:: Records provided

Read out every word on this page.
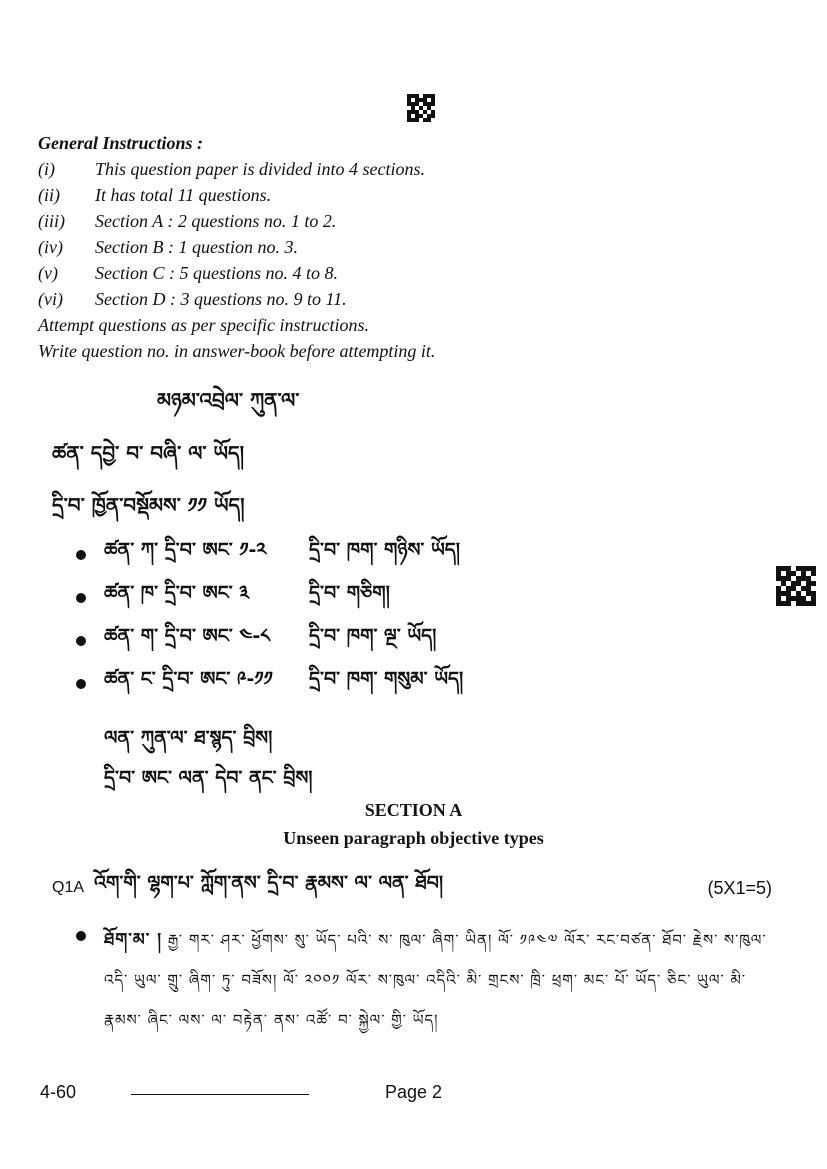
General Instructions :
(i)	This question paper is divided into 4 sections.
(ii)	It has total 11 questions.
(iii)	Section A : 2 questions no. 1 to 2.
(iv)	Section B : 1 question no. 3.
(v)	Section C : 5 questions no. 4 to 8.
(vi)	Section D : 3 questions no. 9 to 11.
Attempt questions as per specific instructions.
Write question no. in answer-book before attempting it.
མཉམ་འབྲེལ་ ཀུན་ལ་
ཚན་ དབྱེ་ བ་ བཞི་ ལ་ ཡོད།
དྲི་བ་ ཁྱོན་བསྡོམས་ ༡༡ ཡོད།
ཚན་ ཀ་ དྲི་བ་ ཨང་ ༡-༢	དྲི་བ་ ཁག་ གཉིས་ ཡོད།
ཚན་ ཁ་ དྲི་བ་ ཨང་ ༣	དྲི་བ་ གཅིག།
ཚན་ ག་ དྲི་བ་ ཨང་ ༤-༨	དྲི་བ་ ཁག་ ལྔ་ ཡོད།
ཚན་ ང་ དྲི་བ་ ཨང་ ༩-༡༡	དྲི་བ་ ཁག་ གསུམ་ ཡོད།
ལན་ ཀུན་ལ་ ཐ་སྙད་ བྲིས།
དྲི་བ་ ཨང་ ལན་ དེབ་ ནང་ བྲིས།
SECTION A
Unseen paragraph objective types
Q1A འོག་གི་ ལྷག་པ་ ཀློག་ནས་ དྲི་བ་ རྣམས་ ལ་ ལན་ ཐོབ།	(5X1=5)
ཐོག་མ་ ། རྒྱ་ གར་ ཤར་ ཕྱོགས་ སུ་ ཡོད་ པའི་ ས་ ཁུལ་ ཞིག་ ཡིན། ལོ་ ༡༩༤༧ ལོར་ རང་བཙན་ ཐོབ་ རྗེས་ ས་ཁུལ་ འདི་ ཡུལ་ གྲུ་ ཞིག་ ཏུ་ བཟོས། ལོ་ ༢༠༠༡ ལོར་ ས་ཁུལ་ འདིའི་ མི་ གྲངས་ ཁྲི་ ཕྲག་ མང་ པོ་ ཡོད་ ཅིང་ ཡུལ་ མི་ རྣམས་ ཞིང་ ལས་ ལ་ བརྟེན་ ནས་ འཚོ་ བ་ སྐྱེལ་ གྱི་ ཡོད།
4-60	Page 2
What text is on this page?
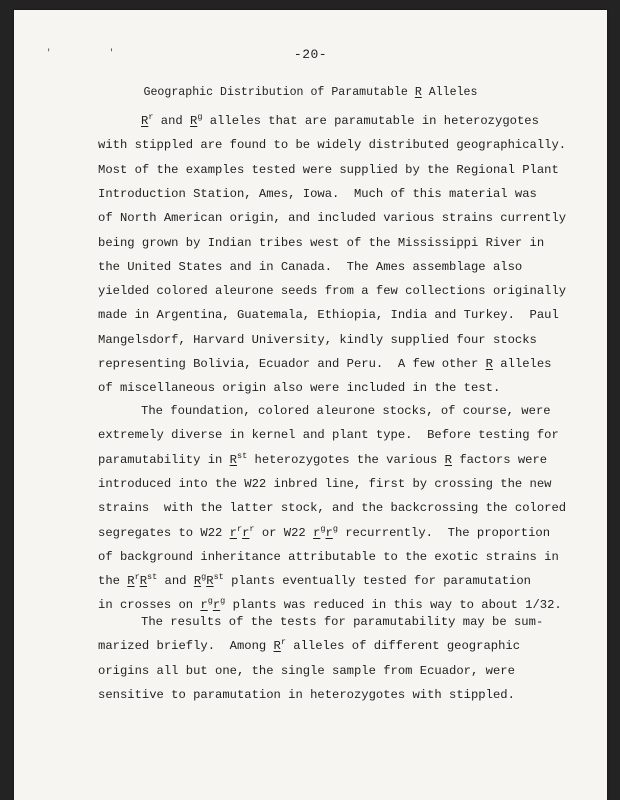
' '	-20-
Geographic Distribution of Paramutable R Alleles
$R^r$ and $R^g$ alleles that are paramutable in heterozygotes
with stippled are found to be widely distributed geographically.
Most of the examples tested were supplied by the Regional Plant
Introduction Station, Ames, Iowa.  Much of this material was
of North American origin, and included various strains currently
being grown by Indian tribes west of the Mississippi River in
the United States and in Canada.  The Ames assemblage also
yielded colored aleurone seeds from a few collections originally
made in Argentina, Guatemala, Ethiopia, India and Turkey.  Paul
Mangelsdorf, Harvard University, kindly supplied four stocks
representing Bolivia, Ecuador and Peru.  A few other R alleles
of miscellaneous origin also were included in the test.
The foundation, colored aleurone stocks, of course, were
extremely diverse in kernel and plant type.  Before testing for
paramutability in $R^{st}$ heterozygotes the various R factors were
introduced into the W22 inbred line, first by crossing the new
strains  with the latter stock, and the backcrossing the colored
segregates to W22 $r^rr^r$ or W22 $r^gr^g$ recurrently.  The proportion
of background inheritance attributable to the exotic strains in
the $R^rR^{st}$ and $R^gR^{st}$ plants eventually tested for paramutation
in crosses on $r^gr^g$ plants was reduced in this way to about 1/32.
The results of the tests for paramutability may be sum-
marized briefly.  Among $R^r$ alleles of different geographic
origins all but one, the single sample from Ecuador, were
sensitive to paramutation in heterozygotes with stippled.
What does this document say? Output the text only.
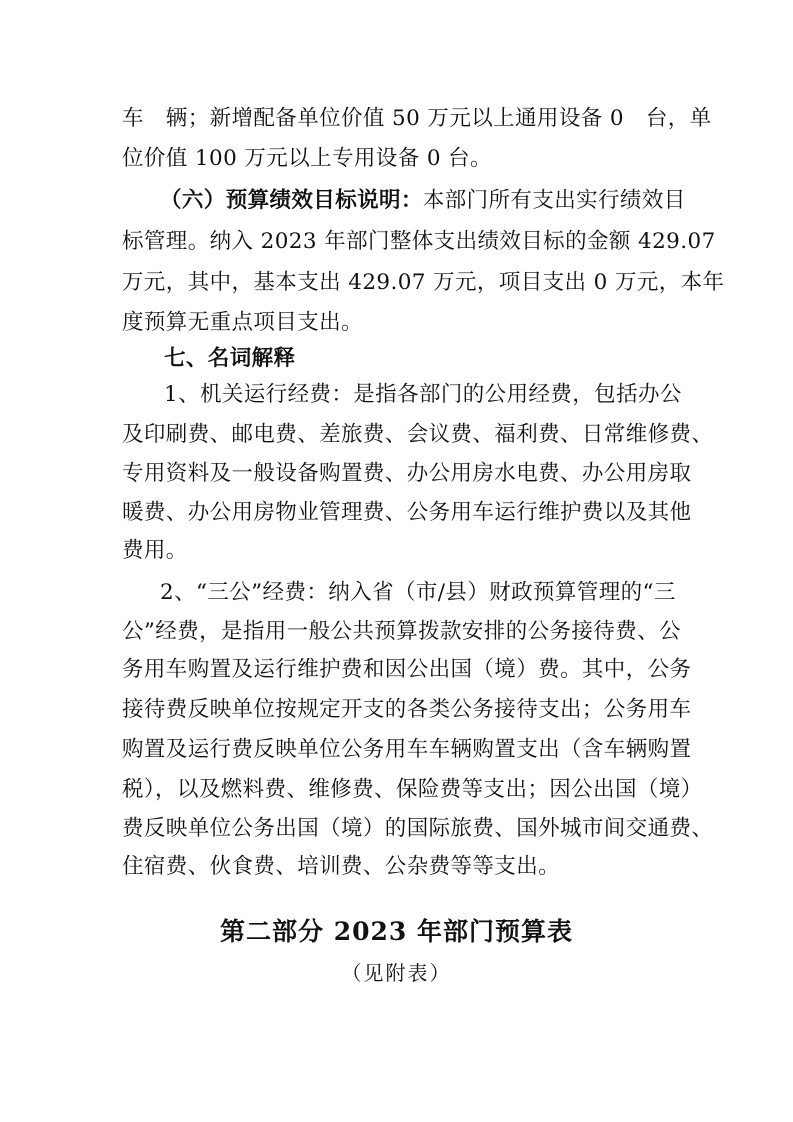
车　辆；新增配备单位价值 50 万元以上通用设备 0　台，单
位价值 100 万元以上专用设备 0 台。
（六）预算绩效目标说明：本部门所有支出实行绩效目
标管理。纳入 2023 年部门整体支出绩效目标的金额 429.07
万元，其中，基本支出 429.07 万元，项目支出 0 万元，本年
度预算无重点项目支出。
七、名词解释
1、机关运行经费：是指各部门的公用经费，包括办公
及印刷费、邮电费、差旅费、会议费、福利费、日常维修费、
专用资料及一般设备购置费、办公用房水电费、办公用房取
暖费、办公用房物业管理费、公务用车运行维护费以及其他
费用。
2、“三公”经费：纳入省（市/县）财政预算管理的“三
公”经费，是指用一般公共预算拨款安排的公务接待费、公
务用车购置及运行维护费和因公出国（境）费。其中，公务
接待费反映单位按规定开支的各类公务接待支出；公务用车
购置及运行费反映单位公务用车车辆购置支出（含车辆购置
税），以及燃料费、维修费、保险费等支出；因公出国（境）
费反映单位公务出国（境）的国际旅费、国外城市间交通费、
住宿费、伙食费、培训费、公杂费等等支出。
第二部分 2023 年部门预算表
（见附表）
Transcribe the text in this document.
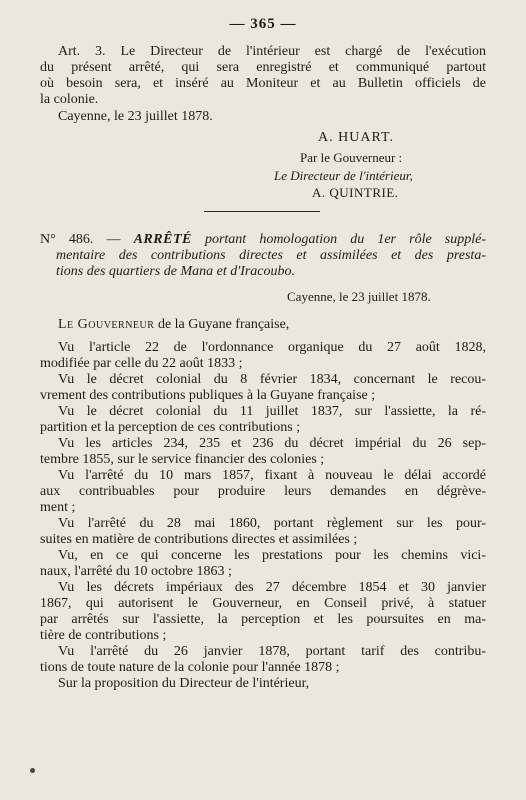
— 365 —
Art. 3. Le Directeur de l'intérieur est chargé de l'exécution
du présent arrêté, qui sera enregistré et communiqué partout
où besoin sera, et inséré au Moniteur et au Bulletin officiels de
la colonie.
Cayenne, le 23 juillet 1878.
A. HUART.
Par le Gouverneur :
Le Directeur de l'intérieur,
A. QUINTRIE.
N° 486. — ARRÊTÉ portant homologation du 1er rôle supplé-
mentaire des contributions directes et assimilées et des presta-
tions des quartiers de Mana et d'Iracoubo.
Cayenne, le 23 juillet 1878.
Le Gouverneur de la Guyane française,
Vu l'article 22 de l'ordonnance organique du 27 août 1828,
modifiée par celle du 22 août 1833 ;
Vu le décret colonial du 8 février 1834, concernant le recou-
vrement des contributions publiques à la Guyane française ;
Vu le décret colonial du 11 juillet 1837, sur l'assiette, la ré-
partition et la perception de ces contributions ;
Vu les articles 234, 235 et 236 du décret impérial du 26 sep-
tembre 1855, sur le service financier des colonies ;
Vu l'arrêté du 10 mars 1857, fixant à nouveau le délai accordé
aux contribuables pour produire leurs demandes en dégrève-
ment ;
Vu l'arrêté du 28 mai 1860, portant règlement sur les pour-
suites en matière de contributions directes et assimilées ;
Vu, en ce qui concerne les prestations pour les chemins vici-
naux, l'arrêté du 10 octobre 1863 ;
Vu les décrets impériaux des 27 décembre 1854 et 30 janvier
1867, qui autorisent le Gouverneur, en Conseil privé, à statuer
par arrêtés sur l'assiette, la perception et les poursuites en ma-
tière de contributions ;
Vu l'arrêté du 26 janvier 1878, portant tarif des contribu-
tions de toute nature de la colonie pour l'année 1878 ;
Sur la proposition du Directeur de l'intérieur,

::::

Look through the entries above and list every line containing "perception".

partition et la perception de ces contributions ;
par arrêtés sur l'assiette, la perception et les poursuites en ma-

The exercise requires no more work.